'''

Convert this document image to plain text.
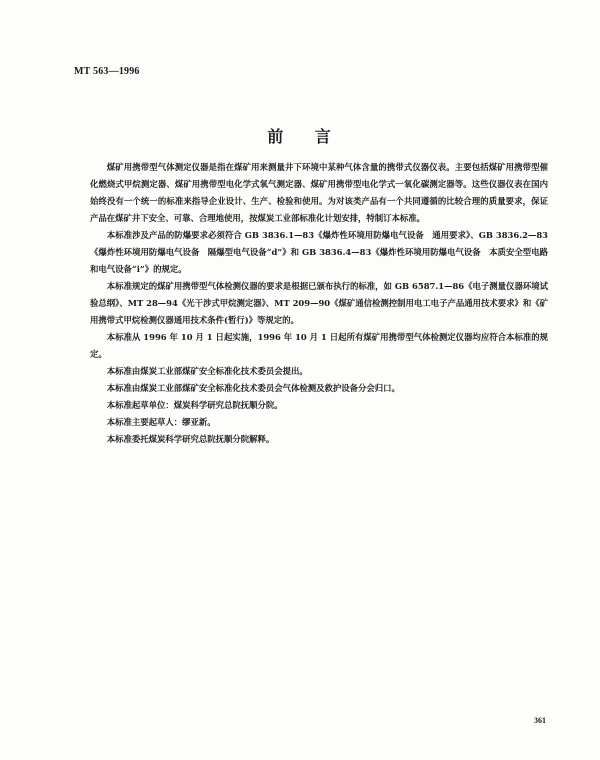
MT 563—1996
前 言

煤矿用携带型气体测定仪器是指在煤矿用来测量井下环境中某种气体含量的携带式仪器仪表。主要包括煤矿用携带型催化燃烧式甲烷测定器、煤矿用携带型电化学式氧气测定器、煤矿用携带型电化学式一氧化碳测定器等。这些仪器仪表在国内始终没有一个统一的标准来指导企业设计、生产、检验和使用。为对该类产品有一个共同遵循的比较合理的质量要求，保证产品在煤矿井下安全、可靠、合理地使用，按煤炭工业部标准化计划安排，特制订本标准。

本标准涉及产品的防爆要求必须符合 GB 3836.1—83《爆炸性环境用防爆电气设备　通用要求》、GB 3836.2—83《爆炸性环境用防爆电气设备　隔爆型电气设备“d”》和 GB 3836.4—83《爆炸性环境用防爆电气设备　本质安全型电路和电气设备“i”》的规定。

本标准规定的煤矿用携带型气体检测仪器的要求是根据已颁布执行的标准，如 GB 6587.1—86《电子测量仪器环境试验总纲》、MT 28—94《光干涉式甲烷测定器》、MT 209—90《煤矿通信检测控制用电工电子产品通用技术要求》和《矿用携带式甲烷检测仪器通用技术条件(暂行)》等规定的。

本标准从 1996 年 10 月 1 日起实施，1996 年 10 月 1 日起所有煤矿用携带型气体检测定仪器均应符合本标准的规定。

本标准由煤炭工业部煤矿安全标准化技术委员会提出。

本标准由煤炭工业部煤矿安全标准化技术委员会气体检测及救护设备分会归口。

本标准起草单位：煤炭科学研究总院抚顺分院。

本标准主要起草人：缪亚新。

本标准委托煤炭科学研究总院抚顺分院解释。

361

'''

## Problem details
Extract the text of all the records above verbatim, excluding pictures.

## The completed task
Convert this document image to plain text.
MT 563—1996
前 言

煤矿用携带型气体测定仪器是指在煤矿用来测量井下环境中某种气体含量的携带式仪器仪表。主要包括煤矿用携带型催化燃烧式甲烷测定器、煤矿用携带型电化学式氧气测定器、煤矿用携带型电化学式一氧化碳测定器等。这些仪器仪表在国内始终没有一个统一的标准来指导企业设计、生产、检验和使用。为对该类产品有一个共同遵循的比较合理的质量要求，保证产品在煤矿井下安全、可靠、合理地使用，按煤炭工业部标准化计划安排，特制订本标准。

本标准涉及产品的防爆要求必须符合 GB 3836.1—83《爆炸性环境用防爆电气设备　通用要求》、GB 3836.2—83《爆炸性环境用防爆电气设备　隔爆型电气设备“d”》和 GB 3836.4—83《爆炸性环境用防爆电气设备　本质安全型电路和电气设备“i”》的规定。

本标准规定的煤矿用携带型气体检测仪器的要求是根据已颁布执行的标准，如 GB 6587.1—86《电子测量仪器环境试验总纲》、MT 28—94《光干涉式甲烷测定器》、MT 209—90《煤矿通信检测控制用电工电子产品通用技术要求》和《矿用携带式甲烷检测仪器通用技术条件(暂行)》等规定的。

本标准从 1996 年 10 月 1 日起实施，1996 年 10 月 1 日起所有煤矿用携带型气体检测定仪器均应符合本标准的规定。

本标准由煤炭工业部煤矿安全标准化技术委员会提出。

本标准由煤炭工业部煤矿安全标准化技术委员会气体检测及救护设备分会归口。

本标准起草单位：煤炭科学研究总院抚顺分院。

本标准主要起草人：缪亚新。

本标准委托煤炭科学研究总院抚顺分院解释。

361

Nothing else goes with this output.